## Objective
Wherever the string "蛋壳残渣" appears in the listing, copy that line.

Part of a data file
'''
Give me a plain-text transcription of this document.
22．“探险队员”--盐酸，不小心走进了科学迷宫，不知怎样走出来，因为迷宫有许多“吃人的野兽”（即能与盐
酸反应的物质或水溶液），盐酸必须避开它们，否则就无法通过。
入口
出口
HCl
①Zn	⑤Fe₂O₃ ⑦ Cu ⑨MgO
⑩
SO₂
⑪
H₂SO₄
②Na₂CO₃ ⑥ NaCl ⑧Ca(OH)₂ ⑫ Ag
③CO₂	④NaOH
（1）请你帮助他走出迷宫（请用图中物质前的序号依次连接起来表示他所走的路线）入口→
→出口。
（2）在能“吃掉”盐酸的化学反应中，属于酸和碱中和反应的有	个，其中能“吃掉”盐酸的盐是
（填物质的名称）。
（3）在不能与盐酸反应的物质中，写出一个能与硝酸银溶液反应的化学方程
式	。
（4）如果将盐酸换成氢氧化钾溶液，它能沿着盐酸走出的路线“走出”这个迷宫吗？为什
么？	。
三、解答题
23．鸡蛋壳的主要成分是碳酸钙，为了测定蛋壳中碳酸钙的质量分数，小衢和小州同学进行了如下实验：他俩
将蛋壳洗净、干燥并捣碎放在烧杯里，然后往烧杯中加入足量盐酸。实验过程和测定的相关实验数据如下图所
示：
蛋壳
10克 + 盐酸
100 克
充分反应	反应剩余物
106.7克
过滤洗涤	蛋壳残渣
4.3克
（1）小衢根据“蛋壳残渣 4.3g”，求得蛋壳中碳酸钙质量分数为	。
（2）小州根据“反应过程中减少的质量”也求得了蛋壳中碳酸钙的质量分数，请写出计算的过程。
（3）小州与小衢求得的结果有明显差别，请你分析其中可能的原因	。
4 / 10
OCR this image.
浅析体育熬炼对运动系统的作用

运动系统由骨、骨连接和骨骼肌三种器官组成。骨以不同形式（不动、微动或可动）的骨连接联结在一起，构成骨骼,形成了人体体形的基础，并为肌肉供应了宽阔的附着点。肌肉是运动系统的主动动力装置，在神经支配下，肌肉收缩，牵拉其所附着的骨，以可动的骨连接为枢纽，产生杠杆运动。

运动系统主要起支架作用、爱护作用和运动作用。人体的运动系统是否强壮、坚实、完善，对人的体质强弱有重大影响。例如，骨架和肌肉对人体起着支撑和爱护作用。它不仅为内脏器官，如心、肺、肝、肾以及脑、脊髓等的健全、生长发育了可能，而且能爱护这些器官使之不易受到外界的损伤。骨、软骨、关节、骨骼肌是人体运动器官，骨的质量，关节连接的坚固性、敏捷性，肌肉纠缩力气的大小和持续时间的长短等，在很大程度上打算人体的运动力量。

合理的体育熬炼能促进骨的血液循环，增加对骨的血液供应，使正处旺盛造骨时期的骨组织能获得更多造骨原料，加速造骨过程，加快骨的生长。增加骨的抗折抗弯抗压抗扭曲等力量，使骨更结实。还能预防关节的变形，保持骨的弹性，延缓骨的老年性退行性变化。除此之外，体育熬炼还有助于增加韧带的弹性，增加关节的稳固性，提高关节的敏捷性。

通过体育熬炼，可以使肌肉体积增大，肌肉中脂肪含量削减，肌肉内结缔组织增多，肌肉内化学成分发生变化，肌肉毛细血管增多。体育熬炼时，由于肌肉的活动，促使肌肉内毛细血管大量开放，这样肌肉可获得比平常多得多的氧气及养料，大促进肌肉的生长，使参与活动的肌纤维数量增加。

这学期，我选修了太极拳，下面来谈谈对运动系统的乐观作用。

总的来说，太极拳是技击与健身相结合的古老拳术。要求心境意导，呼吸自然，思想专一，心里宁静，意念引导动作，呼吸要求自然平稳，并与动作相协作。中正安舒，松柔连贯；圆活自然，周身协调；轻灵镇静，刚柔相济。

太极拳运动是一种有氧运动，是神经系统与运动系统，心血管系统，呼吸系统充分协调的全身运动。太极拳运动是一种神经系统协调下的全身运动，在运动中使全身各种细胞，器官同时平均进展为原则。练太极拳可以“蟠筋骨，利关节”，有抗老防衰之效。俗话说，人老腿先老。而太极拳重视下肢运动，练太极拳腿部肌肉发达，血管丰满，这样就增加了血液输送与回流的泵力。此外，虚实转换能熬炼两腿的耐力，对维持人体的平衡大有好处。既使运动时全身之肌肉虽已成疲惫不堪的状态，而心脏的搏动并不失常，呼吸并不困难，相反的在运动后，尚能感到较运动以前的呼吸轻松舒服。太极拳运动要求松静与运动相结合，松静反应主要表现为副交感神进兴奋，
'''
## Full solution
过滤洗涤	蛋壳残渣
（1）小衢根据“蛋壳残渣 4.3g”，求得蛋壳中碳酸钙质量分数为	。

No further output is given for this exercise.